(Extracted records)
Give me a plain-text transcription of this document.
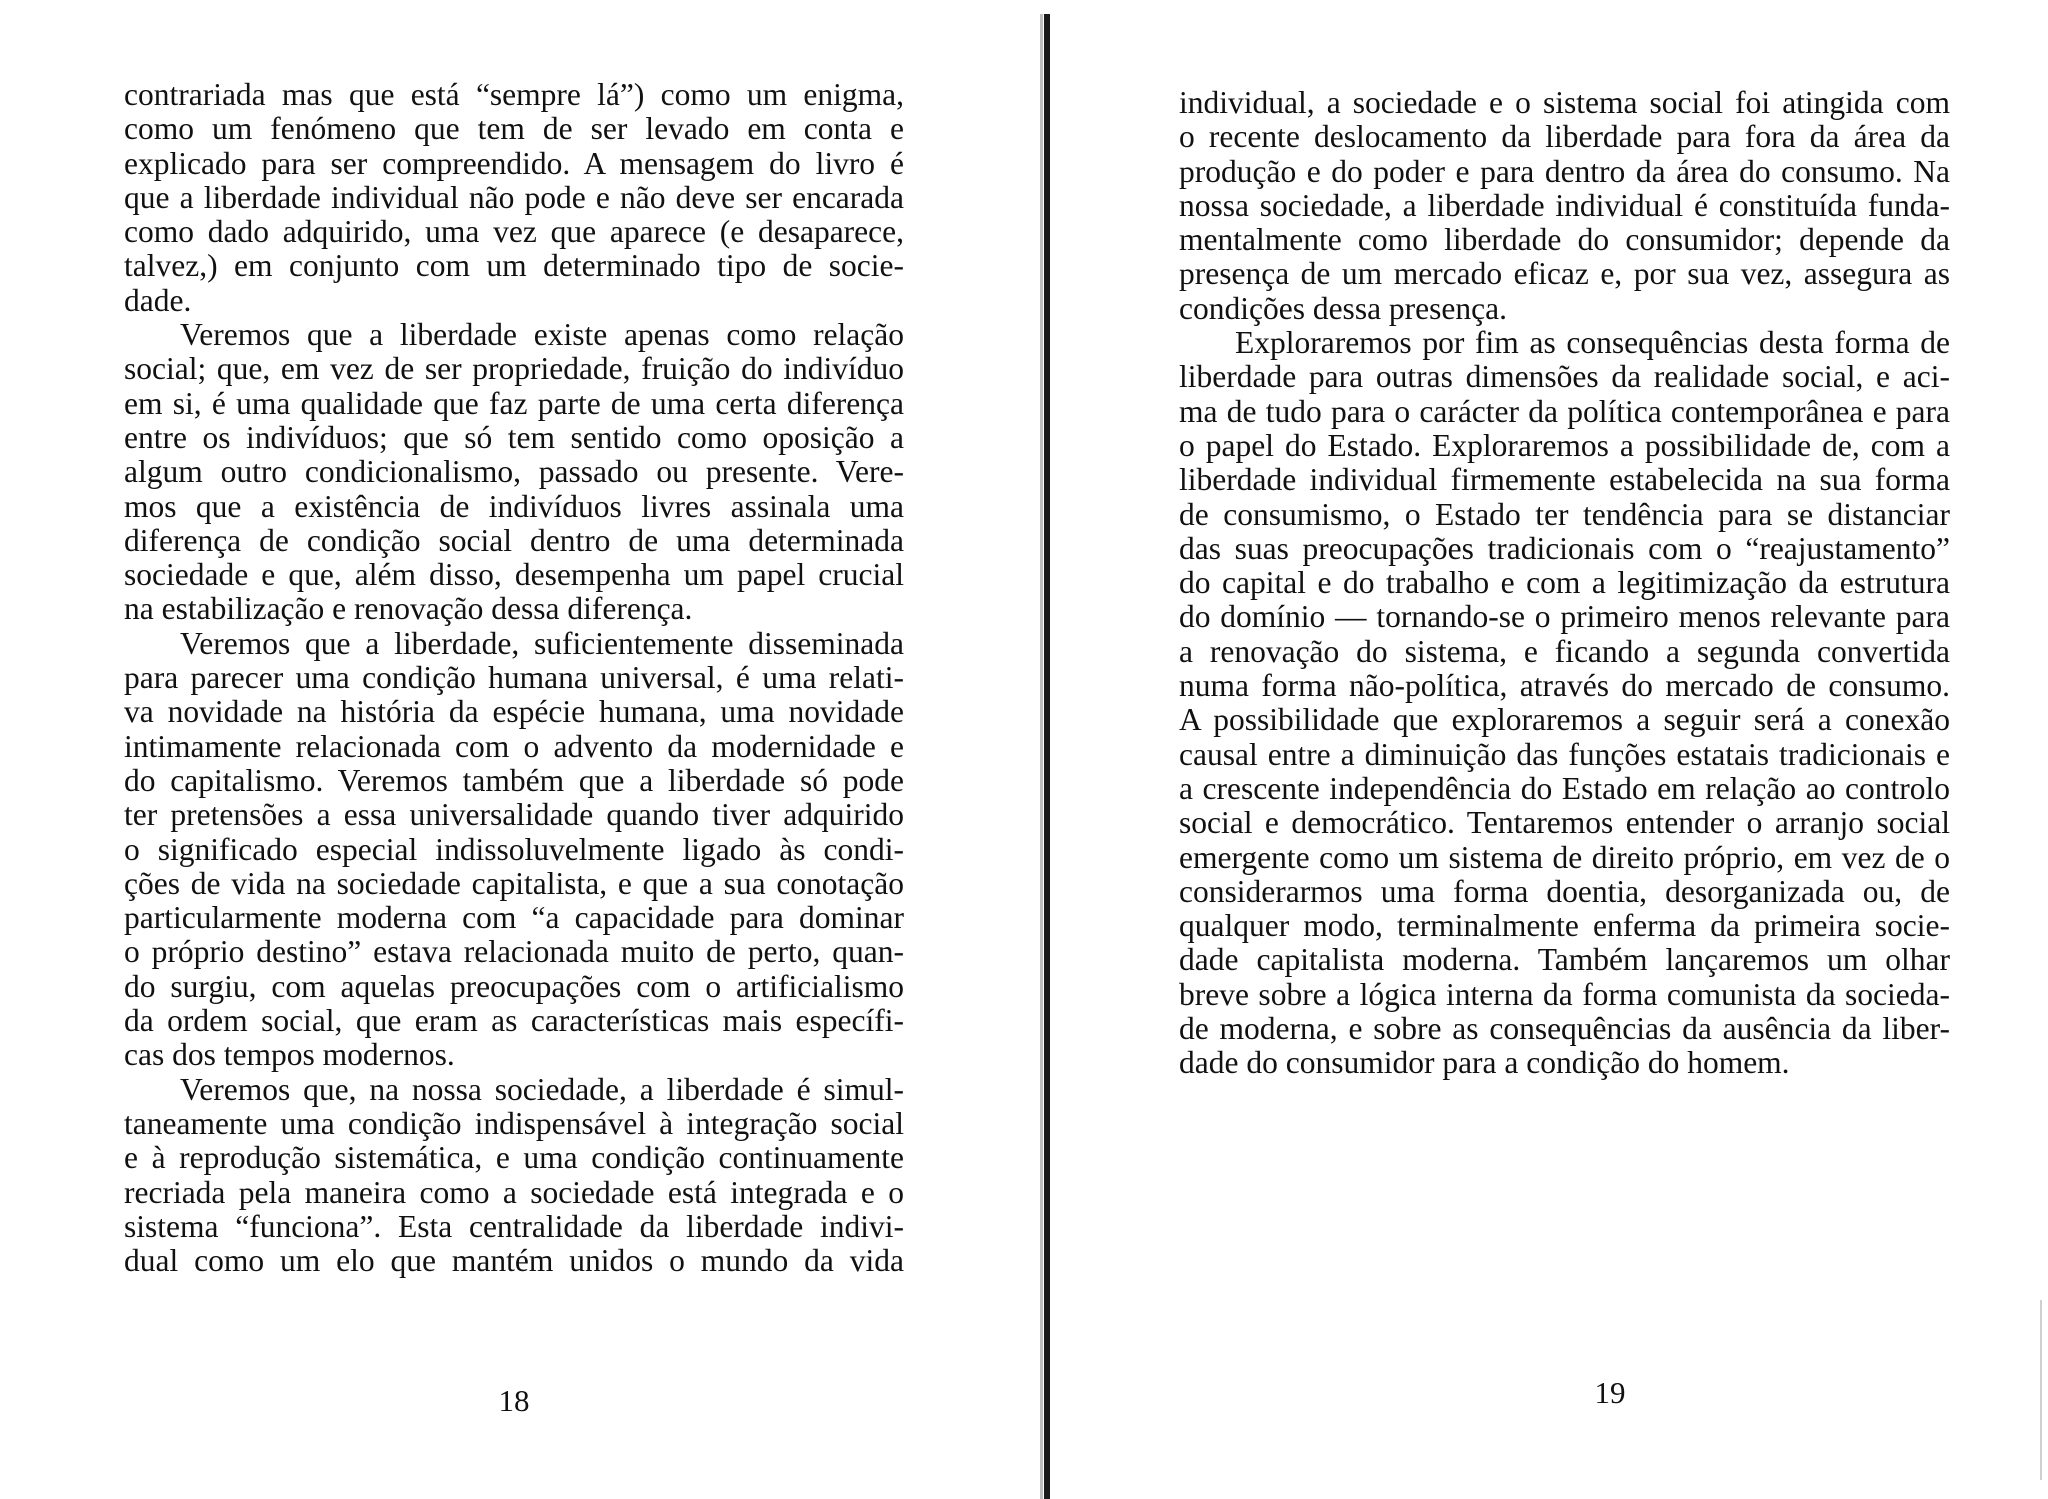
contrariada mas que está “sempre lá”) como um enigma,
como um fenómeno que tem de ser levado em conta e
explicado para ser compreendido. A mensagem do livro é
que a liberdade individual não pode e não deve ser encarada
como dado adquirido, uma vez que aparece (e desaparece,
talvez,) em conjunto com um determinado tipo de socie-
dade.
Veremos que a liberdade existe apenas como relação
social; que, em vez de ser propriedade, fruição do indivíduo
em si, é uma qualidade que faz parte de uma certa diferença
entre os indivíduos; que só tem sentido como oposição a
algum outro condicionalismo, passado ou presente. Vere-
mos que a existência de indivíduos livres assinala uma
diferença de condição social dentro de uma determinada
sociedade e que, além disso, desempenha um papel crucial
na estabilização e renovação dessa diferença.
Veremos que a liberdade, suficientemente disseminada
para parecer uma condição humana universal, é uma relati-
va novidade na história da espécie humana, uma novidade
intimamente relacionada com o advento da modernidade e
do capitalismo. Veremos também que a liberdade só pode
ter pretensões a essa universalidade quando tiver adquirido
o significado especial indissoluvelmente ligado às condi-
ções de vida na sociedade capitalista, e que a sua conotação
particularmente moderna com “a capacidade para dominar
o próprio destino” estava relacionada muito de perto, quan-
do surgiu, com aquelas preocupações com o artificialismo
da ordem social, que eram as características mais específi-
cas dos tempos modernos.
Veremos que, na nossa sociedade, a liberdade é simul-
taneamente uma condição indispensável à integração social
e à reprodução sistemática, e uma condição continuamente
recriada pela maneira como a sociedade está integrada e o
sistema “funciona”. Esta centralidade da liberdade indivi-
dual como um elo que mantém unidos o mundo da vida
18
individual, a sociedade e o sistema social foi atingida com
o recente deslocamento da liberdade para fora da área da
produção e do poder e para dentro da área do consumo. Na
nossa sociedade, a liberdade individual é constituída funda-
mentalmente como liberdade do consumidor; depende da
presença de um mercado eficaz e, por sua vez, assegura as
condições dessa presença.
Exploraremos por fim as consequências desta forma de
liberdade para outras dimensões da realidade social, e aci-
ma de tudo para o carácter da política contemporânea e para
o papel do Estado. Exploraremos a possibilidade de, com a
liberdade individual firmemente estabelecida na sua forma
de consumismo, o Estado ter tendência para se distanciar
das suas preocupações tradicionais com o “reajustamento”
do capital e do trabalho e com a legitimização da estrutura
do domínio — tornando-se o primeiro menos relevante para
a renovação do sistema, e ficando a segunda convertida
numa forma não-política, através do mercado de consumo.
A possibilidade que exploraremos a seguir será a conexão
causal entre a diminuição das funções estatais tradicionais e
a crescente independência do Estado em relação ao controlo
social e democrático. Tentaremos entender o arranjo social
emergente como um sistema de direito próprio, em vez de o
considerarmos uma forma doentia, desorganizada ou, de
qualquer modo, terminalmente enferma da primeira socie-
dade capitalista moderna. Também lançaremos um olhar
breve sobre a lógica interna da forma comunista da socieda-
de moderna, e sobre as consequências da ausência da liber-
dade do consumidor para a condição do homem.
19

* _GIVEN EXERCISE_
Which lines hold the word "consumo"? Copy every one of them.

* _RESPONSE BELOW_
produção e do poder e para dentro da área do consumo. Na
numa forma não-política, através do mercado de consumo.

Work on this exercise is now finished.